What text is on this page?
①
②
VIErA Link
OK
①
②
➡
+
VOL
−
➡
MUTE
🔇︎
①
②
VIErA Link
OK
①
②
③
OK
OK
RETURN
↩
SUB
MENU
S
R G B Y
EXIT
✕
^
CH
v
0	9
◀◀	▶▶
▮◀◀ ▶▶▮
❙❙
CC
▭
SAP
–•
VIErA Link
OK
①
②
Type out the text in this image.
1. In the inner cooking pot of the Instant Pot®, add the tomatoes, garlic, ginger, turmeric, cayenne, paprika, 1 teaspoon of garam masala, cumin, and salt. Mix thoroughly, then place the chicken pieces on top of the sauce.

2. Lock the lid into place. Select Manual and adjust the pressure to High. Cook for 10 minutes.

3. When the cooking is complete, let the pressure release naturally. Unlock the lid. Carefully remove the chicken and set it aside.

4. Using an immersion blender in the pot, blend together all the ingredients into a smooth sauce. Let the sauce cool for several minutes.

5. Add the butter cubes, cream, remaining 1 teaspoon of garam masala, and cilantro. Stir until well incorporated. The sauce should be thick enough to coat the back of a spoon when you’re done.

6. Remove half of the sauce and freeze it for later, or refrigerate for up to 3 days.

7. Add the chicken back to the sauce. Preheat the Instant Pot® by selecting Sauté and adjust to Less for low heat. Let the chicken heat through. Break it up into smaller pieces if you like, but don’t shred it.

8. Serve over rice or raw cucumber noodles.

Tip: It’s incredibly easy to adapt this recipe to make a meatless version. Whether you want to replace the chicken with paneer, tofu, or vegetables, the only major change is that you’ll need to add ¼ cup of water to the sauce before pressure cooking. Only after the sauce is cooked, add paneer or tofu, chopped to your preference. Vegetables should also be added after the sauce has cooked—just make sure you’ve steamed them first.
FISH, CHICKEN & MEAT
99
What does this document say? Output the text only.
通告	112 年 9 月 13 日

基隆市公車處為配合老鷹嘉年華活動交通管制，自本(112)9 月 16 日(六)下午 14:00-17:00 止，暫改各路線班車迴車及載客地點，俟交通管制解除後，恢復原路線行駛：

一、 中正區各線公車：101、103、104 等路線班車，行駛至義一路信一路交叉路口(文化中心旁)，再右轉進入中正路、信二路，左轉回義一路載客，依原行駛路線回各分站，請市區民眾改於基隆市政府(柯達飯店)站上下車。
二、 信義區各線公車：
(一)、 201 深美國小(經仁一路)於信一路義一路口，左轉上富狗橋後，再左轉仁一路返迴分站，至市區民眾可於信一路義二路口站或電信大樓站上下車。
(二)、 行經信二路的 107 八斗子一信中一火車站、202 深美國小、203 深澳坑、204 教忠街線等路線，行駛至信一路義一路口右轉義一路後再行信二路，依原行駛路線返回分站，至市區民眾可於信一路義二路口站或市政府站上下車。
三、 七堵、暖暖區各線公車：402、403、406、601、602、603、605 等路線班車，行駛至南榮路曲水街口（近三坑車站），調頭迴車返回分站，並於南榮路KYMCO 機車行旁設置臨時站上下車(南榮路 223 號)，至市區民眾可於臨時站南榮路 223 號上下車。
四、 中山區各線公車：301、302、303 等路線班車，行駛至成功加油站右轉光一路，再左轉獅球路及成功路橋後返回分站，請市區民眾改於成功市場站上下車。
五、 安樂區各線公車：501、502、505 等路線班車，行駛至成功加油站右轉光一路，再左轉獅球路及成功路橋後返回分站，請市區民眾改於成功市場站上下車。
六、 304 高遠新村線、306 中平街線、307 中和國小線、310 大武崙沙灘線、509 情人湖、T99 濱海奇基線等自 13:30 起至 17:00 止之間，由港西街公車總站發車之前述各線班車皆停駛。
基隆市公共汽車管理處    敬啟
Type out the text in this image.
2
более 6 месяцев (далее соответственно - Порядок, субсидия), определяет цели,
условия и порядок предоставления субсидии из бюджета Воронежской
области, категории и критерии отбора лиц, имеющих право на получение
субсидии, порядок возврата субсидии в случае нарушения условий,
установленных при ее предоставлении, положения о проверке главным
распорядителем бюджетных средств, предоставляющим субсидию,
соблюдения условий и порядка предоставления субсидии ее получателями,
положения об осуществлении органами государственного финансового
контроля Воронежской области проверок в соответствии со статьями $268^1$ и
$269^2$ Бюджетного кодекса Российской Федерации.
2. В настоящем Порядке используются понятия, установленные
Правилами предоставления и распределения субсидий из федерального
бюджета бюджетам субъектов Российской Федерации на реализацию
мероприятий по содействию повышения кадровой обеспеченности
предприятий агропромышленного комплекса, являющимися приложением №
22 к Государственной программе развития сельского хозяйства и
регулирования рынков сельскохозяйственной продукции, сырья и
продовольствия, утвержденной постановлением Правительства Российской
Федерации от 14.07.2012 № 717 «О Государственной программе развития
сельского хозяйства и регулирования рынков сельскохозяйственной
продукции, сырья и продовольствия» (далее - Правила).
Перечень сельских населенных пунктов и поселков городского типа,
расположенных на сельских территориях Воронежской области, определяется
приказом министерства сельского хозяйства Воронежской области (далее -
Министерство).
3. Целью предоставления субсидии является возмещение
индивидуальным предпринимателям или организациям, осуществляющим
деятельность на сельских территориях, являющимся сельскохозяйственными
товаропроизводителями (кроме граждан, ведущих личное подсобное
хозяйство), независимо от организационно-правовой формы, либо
──────
* Exercise goal: Using the records above, copy every line that has the word "условий" in it.

* Answer for the task:
субсидии, порядок возврата субсидии в случае нарушения условий,
соблюдения условий и порядка предоставления субсидии ее получателями,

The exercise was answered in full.